--- START ---
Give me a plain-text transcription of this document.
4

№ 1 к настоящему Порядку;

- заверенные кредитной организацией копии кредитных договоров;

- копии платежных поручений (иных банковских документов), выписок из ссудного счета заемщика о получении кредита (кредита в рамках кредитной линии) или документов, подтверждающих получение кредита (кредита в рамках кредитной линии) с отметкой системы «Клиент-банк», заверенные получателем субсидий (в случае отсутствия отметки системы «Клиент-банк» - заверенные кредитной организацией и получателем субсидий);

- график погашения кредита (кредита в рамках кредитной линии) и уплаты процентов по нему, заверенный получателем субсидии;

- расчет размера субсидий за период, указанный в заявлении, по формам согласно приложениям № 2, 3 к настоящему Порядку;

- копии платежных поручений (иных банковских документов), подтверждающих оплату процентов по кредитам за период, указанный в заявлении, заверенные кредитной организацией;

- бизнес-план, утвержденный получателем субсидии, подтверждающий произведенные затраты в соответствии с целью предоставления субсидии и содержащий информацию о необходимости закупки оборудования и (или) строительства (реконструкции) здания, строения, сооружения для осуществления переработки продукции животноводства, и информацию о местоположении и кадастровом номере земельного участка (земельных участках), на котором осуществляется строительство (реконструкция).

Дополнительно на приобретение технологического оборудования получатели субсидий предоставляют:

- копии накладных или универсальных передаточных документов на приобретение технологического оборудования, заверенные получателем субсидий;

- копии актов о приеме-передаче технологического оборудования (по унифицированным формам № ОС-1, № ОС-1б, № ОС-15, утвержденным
--- END ---
--- START ---
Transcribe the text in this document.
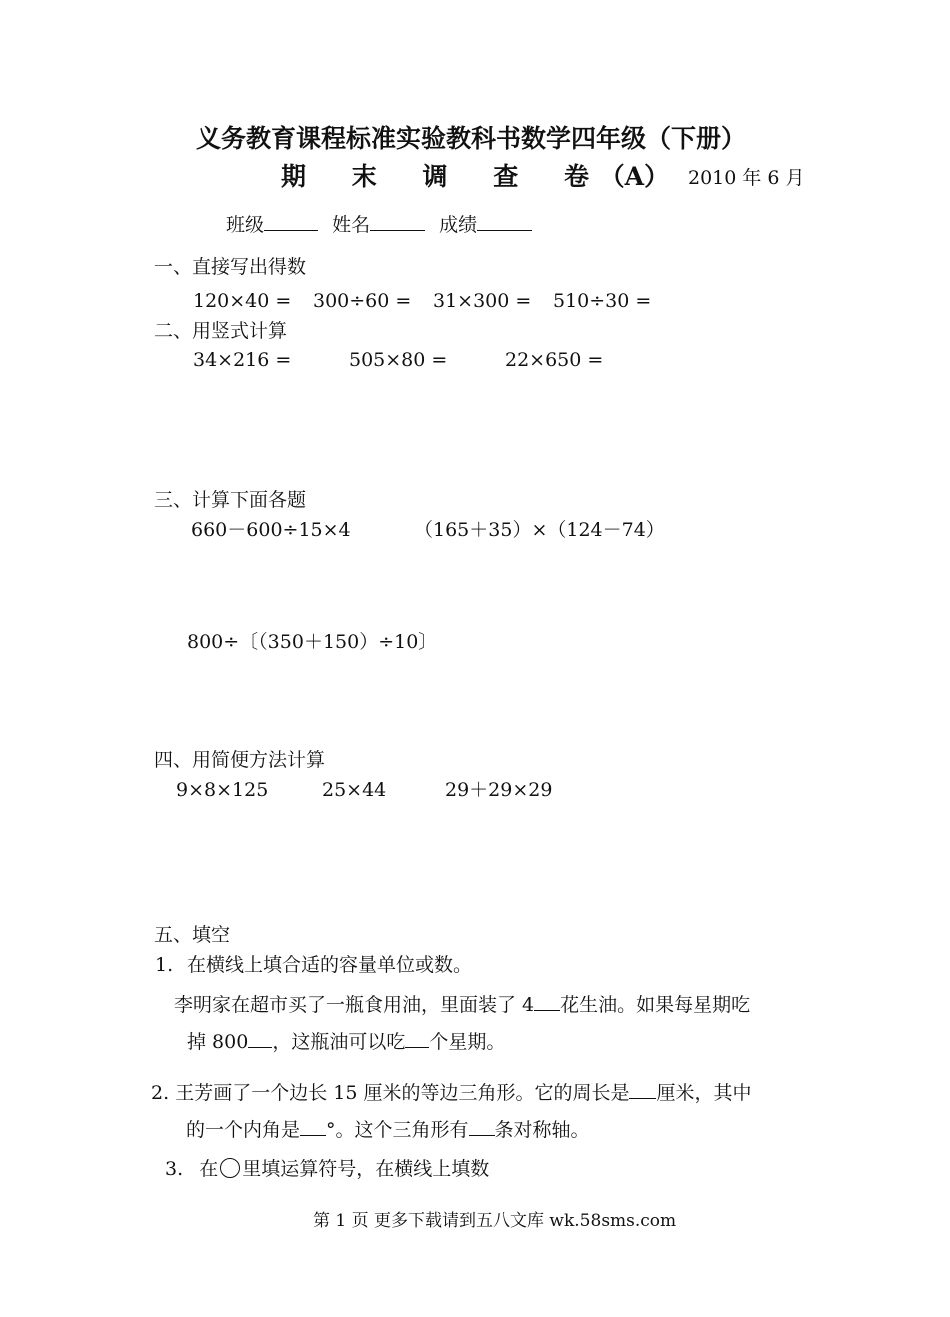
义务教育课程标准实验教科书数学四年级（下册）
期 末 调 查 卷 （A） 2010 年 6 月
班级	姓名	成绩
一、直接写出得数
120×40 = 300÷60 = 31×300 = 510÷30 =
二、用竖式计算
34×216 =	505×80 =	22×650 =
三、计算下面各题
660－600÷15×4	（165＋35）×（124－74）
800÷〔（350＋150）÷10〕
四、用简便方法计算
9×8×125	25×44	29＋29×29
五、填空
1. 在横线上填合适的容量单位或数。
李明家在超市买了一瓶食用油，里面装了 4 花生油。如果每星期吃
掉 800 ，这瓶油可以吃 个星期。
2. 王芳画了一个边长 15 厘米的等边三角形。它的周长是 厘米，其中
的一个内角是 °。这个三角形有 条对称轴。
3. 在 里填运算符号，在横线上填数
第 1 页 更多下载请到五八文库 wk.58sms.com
--- END ---
--- START ---
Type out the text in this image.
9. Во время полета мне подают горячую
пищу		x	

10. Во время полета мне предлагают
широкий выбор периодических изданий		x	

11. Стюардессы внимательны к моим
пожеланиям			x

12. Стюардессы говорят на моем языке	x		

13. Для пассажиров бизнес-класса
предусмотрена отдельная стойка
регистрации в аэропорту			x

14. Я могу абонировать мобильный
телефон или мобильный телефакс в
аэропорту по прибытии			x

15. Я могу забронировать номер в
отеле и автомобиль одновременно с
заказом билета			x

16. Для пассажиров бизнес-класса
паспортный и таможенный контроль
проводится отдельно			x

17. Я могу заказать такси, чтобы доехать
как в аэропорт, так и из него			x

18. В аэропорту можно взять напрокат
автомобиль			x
--- END ---
**Given exercise:** Copy out all lines that carry the word "иных".

**Result for this exercise:**
- копии платежных поручений (иных банковских документов), выписок из ссудного счета заемщика о получении кредита (кредита в рамках кредитной линии) или документов, подтверждающих получение кредита (кредита в рамках кредитной линии) с отметкой системы «Клиент-банк», заверенные получателем субсидий (в случае отсутствия отметки системы «Клиент-банк» - заверенные кредитной организацией и получателем субсидий);
- копии платежных поручений (иных банковских документов), подтверждающих оплату процентов по кредитам за период, указанный в заявлении, заверенные кредитной организацией;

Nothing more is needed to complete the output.